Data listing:
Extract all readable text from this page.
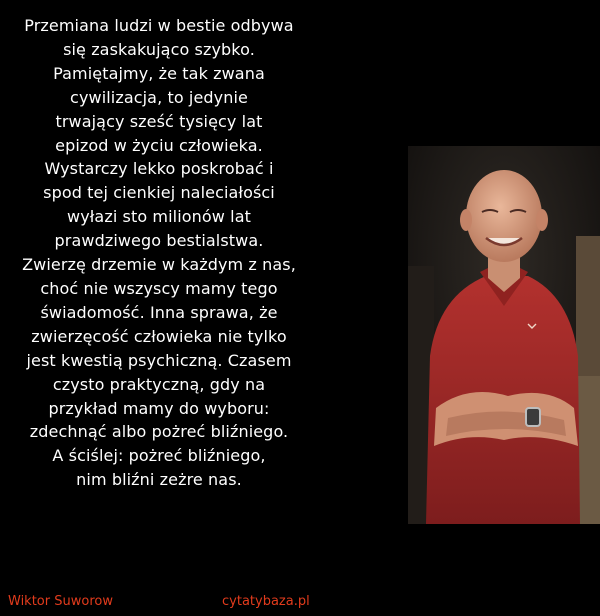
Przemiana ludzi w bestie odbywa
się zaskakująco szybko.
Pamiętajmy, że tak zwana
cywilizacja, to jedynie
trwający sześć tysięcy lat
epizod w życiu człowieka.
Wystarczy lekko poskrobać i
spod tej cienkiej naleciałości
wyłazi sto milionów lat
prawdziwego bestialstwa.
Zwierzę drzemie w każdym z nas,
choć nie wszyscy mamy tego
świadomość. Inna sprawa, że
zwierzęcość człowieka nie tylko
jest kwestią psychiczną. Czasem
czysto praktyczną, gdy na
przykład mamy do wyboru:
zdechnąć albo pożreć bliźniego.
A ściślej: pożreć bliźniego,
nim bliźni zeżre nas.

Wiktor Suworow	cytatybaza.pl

SHORT TASK:
Without the pictures, restate all of the entries above verbatim.

TASK RESULT:
Extract all readable text from this page.
Przemiana ludzi w bestie odbywa
się zaskakująco szybko.
Pamiętajmy, że tak zwana
cywilizacja, to jedynie
trwający sześć tysięcy lat
epizod w życiu człowieka.
Wystarczy lekko poskrobać i
spod tej cienkiej naleciałości
wyłazi sto milionów lat
prawdziwego bestialstwa.
Zwierzę drzemie w każdym z nas,
choć nie wszyscy mamy tego
świadomość. Inna sprawa, że
zwierzęcość człowieka nie tylko
jest kwestią psychiczną. Czasem
czysto praktyczną, gdy na
przykład mamy do wyboru:
zdechnąć albo pożreć bliźniego.
A ściślej: pożreć bliźniego,
nim bliźni zeżre nas.

Wiktor Suworow	cytatybaza.pl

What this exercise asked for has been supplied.